**Short exercise:** Tally the lines of the data that include the word "Houses" and state the total, nothing else.

**Input material:**
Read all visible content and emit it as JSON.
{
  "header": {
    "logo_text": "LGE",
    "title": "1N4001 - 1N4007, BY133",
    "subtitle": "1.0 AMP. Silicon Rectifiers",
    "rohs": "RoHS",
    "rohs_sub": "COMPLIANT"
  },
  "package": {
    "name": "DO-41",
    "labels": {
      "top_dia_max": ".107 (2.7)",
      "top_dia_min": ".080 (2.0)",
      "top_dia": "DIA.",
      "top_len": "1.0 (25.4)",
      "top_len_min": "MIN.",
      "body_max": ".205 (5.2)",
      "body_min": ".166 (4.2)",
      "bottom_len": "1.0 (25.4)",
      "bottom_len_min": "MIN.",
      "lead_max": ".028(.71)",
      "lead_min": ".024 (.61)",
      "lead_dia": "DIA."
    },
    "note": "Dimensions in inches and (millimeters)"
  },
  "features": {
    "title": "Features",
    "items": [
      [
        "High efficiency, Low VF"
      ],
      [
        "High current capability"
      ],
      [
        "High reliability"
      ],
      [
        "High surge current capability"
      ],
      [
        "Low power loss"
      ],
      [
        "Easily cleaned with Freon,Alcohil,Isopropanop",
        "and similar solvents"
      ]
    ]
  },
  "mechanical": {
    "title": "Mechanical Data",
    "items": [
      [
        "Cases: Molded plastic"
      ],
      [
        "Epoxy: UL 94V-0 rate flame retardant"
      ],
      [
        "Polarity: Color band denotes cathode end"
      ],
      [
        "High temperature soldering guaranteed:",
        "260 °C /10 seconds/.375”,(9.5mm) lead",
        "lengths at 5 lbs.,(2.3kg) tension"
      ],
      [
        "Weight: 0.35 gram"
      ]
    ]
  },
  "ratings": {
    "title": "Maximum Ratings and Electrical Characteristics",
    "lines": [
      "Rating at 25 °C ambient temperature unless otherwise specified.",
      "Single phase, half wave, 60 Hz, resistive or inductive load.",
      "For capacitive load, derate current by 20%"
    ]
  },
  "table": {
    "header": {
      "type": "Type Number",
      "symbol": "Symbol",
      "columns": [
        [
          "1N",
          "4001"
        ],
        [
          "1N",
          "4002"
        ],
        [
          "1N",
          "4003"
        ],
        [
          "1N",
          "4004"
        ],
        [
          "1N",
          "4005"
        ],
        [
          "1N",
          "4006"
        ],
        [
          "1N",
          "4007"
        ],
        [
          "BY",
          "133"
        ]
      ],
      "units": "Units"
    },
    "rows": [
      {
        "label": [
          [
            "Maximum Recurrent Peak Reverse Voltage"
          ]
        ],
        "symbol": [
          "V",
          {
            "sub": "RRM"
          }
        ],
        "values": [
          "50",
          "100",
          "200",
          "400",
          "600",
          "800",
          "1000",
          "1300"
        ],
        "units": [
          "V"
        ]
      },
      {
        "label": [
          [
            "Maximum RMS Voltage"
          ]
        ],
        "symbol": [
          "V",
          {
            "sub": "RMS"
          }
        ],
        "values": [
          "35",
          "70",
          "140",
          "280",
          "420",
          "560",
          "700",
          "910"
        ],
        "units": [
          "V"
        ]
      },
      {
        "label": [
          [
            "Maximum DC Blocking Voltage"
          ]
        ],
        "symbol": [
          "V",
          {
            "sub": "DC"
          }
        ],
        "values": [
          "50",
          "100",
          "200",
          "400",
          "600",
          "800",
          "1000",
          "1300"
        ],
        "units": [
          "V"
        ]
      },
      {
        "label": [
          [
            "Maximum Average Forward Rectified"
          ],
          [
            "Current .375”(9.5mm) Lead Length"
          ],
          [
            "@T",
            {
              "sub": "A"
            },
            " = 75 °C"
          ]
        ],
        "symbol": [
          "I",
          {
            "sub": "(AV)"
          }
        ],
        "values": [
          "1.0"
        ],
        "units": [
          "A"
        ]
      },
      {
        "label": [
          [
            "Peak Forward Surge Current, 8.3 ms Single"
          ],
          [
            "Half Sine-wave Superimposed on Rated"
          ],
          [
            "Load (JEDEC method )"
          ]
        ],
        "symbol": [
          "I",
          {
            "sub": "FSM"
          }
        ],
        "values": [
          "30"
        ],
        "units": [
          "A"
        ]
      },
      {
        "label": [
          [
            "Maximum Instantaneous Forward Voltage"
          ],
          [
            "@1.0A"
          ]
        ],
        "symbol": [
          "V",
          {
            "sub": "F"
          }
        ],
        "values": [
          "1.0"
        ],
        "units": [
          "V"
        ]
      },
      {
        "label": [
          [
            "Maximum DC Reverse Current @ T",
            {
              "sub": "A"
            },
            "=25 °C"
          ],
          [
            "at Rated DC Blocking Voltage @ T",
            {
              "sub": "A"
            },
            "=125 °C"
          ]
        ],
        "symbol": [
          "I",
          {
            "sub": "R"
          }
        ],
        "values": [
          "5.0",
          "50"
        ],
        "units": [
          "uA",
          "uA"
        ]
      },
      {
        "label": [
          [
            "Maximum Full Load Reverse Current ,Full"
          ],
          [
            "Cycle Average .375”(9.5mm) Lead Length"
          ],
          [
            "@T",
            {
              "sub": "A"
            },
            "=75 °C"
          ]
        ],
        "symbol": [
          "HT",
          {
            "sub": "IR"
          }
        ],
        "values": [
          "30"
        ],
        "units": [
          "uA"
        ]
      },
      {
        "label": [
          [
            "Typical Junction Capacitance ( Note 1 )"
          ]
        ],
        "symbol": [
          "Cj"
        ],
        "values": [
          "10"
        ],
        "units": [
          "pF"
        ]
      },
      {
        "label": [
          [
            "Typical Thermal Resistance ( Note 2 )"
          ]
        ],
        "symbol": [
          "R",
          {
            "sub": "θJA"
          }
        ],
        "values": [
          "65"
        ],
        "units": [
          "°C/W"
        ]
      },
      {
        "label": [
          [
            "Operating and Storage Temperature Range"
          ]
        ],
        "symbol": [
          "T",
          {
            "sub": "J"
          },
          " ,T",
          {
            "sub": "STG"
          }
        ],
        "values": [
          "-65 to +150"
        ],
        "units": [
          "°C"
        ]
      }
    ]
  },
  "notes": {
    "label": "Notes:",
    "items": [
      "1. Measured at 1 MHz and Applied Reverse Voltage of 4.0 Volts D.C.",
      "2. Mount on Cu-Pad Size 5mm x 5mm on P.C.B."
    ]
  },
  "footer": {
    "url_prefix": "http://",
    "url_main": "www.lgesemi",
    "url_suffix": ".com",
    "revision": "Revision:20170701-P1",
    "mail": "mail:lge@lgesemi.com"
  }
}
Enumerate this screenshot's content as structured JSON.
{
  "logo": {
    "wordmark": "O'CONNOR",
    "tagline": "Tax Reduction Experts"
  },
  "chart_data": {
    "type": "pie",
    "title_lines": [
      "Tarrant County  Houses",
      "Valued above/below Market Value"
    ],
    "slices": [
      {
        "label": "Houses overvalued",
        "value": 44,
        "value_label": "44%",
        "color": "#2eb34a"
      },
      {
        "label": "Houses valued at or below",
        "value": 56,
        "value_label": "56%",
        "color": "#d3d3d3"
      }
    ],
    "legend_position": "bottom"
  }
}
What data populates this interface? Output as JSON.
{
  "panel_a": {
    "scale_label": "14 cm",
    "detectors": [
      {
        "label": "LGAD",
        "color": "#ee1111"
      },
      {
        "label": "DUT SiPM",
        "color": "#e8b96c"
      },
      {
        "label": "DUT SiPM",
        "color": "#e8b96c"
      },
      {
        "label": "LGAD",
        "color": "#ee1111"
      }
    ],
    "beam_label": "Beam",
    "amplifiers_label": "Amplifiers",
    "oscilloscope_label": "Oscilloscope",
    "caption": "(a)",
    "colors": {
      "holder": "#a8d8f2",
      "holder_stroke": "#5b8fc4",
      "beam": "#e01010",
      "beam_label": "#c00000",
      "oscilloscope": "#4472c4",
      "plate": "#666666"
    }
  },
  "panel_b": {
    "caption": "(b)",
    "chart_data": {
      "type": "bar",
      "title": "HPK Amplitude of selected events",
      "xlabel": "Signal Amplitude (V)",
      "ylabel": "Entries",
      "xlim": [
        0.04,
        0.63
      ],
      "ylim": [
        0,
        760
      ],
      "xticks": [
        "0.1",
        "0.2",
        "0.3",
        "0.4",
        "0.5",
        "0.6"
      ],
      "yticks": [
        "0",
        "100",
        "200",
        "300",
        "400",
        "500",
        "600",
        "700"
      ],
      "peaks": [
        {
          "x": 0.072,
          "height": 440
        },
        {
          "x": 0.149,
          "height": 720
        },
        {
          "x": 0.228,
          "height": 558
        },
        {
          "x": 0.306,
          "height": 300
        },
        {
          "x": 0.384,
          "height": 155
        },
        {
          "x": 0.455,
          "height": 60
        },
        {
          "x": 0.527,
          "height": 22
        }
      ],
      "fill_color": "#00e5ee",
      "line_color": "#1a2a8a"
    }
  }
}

**Answer to this exercise:** 3